__Requirement__: Without the images, print all the entries below exactly as given.

__Supplied information__:
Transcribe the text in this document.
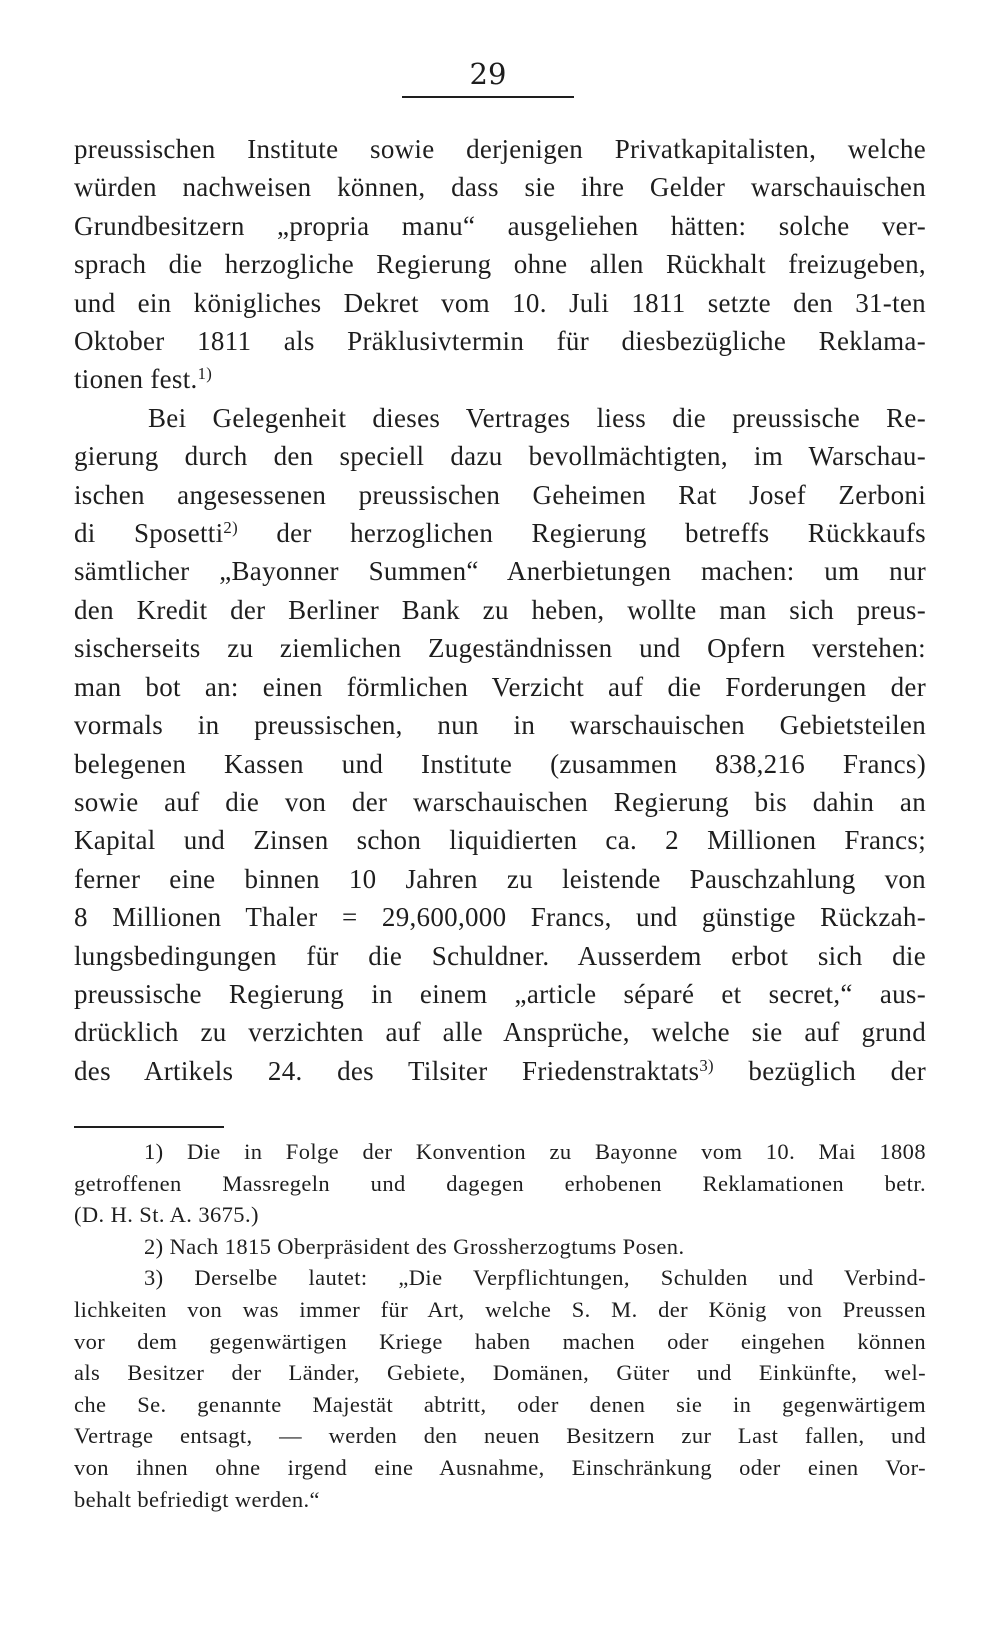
29

preussischen Institute sowie derjenigen Privatkapitalisten, welche
würden nachweisen können, dass sie ihre Gelder warschauischen
Grundbesitzern „propria manu“ ausgeliehen hätten: solche ver-
sprach die herzogliche Regierung ohne allen Rückhalt freizugeben,
und ein königliches Dekret vom 10. Juli 1811 setzte den 31-ten
Oktober 1811 als Präklusivtermin für diesbezügliche Reklama-
tionen fest.$^{1)}$

Bei Gelegenheit dieses Vertrages liess die preussische Re-
gierung durch den speciell dazu bevollmächtigten, im Warschau-
ischen angesessenen preussischen Geheimen Rat Josef Zerboni
di Sposetti$^{2)}$ der herzoglichen Regierung betreffs Rückkaufs
sämtlicher „Bayonner Summen“ Anerbietungen machen: um nur
den Kredit der Berliner Bank zu heben, wollte man sich preus-
sischerseits zu ziemlichen Zugeständnissen und Opfern verstehen:
man bot an: einen förmlichen Verzicht auf die Forderungen der
vormals in preussischen, nun in warschauischen Gebietsteilen
belegenen Kassen und Institute (zusammen 838,216 Francs)
sowie auf die von der warschauischen Regierung bis dahin an
Kapital und Zinsen schon liquidierten ca. 2 Millionen Francs;
ferner eine binnen 10 Jahren zu leistende Pauschzahlung von
8 Millionen Thaler = 29,600,000 Francs, und günstige Rückzah-
lungsbedingungen für die Schuldner. Ausserdem erbot sich die
preussische Regierung in einem „article séparé et secret,“ aus-
drücklich zu verzichten auf alle Ansprüche, welche sie auf grund
des Artikels 24. des Tilsiter Friedenstraktats$^{3)}$ bezüglich der

1) Die in Folge der Konvention zu Bayonne vom 10. Mai 1808
getroffenen Massregeln und dagegen erhobenen Reklamationen betr.
(D. H. St. A. 3675.)
2) Nach 1815 Oberpräsident des Grossherzogtums Posen.
3) Derselbe lautet: „Die Verpflichtungen, Schulden und Verbind-
lichkeiten von was immer für Art, welche S. M. der König von Preussen
vor dem gegenwärtigen Kriege haben machen oder eingehen können
als Besitzer der Länder, Gebiete, Domänen, Güter und Einkünfte, wel-
che Se. genannte Majestät abtritt, oder denen sie in gegenwärtigem
Vertrage entsagt, — werden den neuen Besitzern zur Last fallen, und
von ihnen ohne irgend eine Ausnahme, Einschränkung oder einen Vor-
behalt befriedigt werden.“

__Final answer__:
Transcribe the text in this document.
29

preussischen Institute sowie derjenigen Privatkapitalisten, welche
würden nachweisen können, dass sie ihre Gelder warschauischen
Grundbesitzern „propria manu“ ausgeliehen hätten: solche ver-
sprach die herzogliche Regierung ohne allen Rückhalt freizugeben,
und ein königliches Dekret vom 10. Juli 1811 setzte den 31-ten
Oktober 1811 als Präklusivtermin für diesbezügliche Reklama-
tionen fest.$^{1)}$

Bei Gelegenheit dieses Vertrages liess die preussische Re-
gierung durch den speciell dazu bevollmächtigten, im Warschau-
ischen angesessenen preussischen Geheimen Rat Josef Zerboni
di Sposetti$^{2)}$ der herzoglichen Regierung betreffs Rückkaufs
sämtlicher „Bayonner Summen“ Anerbietungen machen: um nur
den Kredit der Berliner Bank zu heben, wollte man sich preus-
sischerseits zu ziemlichen Zugeständnissen und Opfern verstehen:
man bot an: einen förmlichen Verzicht auf die Forderungen der
vormals in preussischen, nun in warschauischen Gebietsteilen
belegenen Kassen und Institute (zusammen 838,216 Francs)
sowie auf die von der warschauischen Regierung bis dahin an
Kapital und Zinsen schon liquidierten ca. 2 Millionen Francs;
ferner eine binnen 10 Jahren zu leistende Pauschzahlung von
8 Millionen Thaler = 29,600,000 Francs, und günstige Rückzah-
lungsbedingungen für die Schuldner. Ausserdem erbot sich die
preussische Regierung in einem „article séparé et secret,“ aus-
drücklich zu verzichten auf alle Ansprüche, welche sie auf grund
des Artikels 24. des Tilsiter Friedenstraktats$^{3)}$ bezüglich der

1) Die in Folge der Konvention zu Bayonne vom 10. Mai 1808
getroffenen Massregeln und dagegen erhobenen Reklamationen betr.
(D. H. St. A. 3675.)
2) Nach 1815 Oberpräsident des Grossherzogtums Posen.
3) Derselbe lautet: „Die Verpflichtungen, Schulden und Verbind-
lichkeiten von was immer für Art, welche S. M. der König von Preussen
vor dem gegenwärtigen Kriege haben machen oder eingehen können
als Besitzer der Länder, Gebiete, Domänen, Güter und Einkünfte, wel-
che Se. genannte Majestät abtritt, oder denen sie in gegenwärtigem
Vertrage entsagt, — werden den neuen Besitzern zur Last fallen, und
von ihnen ohne irgend eine Ausnahme, Einschränkung oder einen Vor-
behalt befriedigt werden.“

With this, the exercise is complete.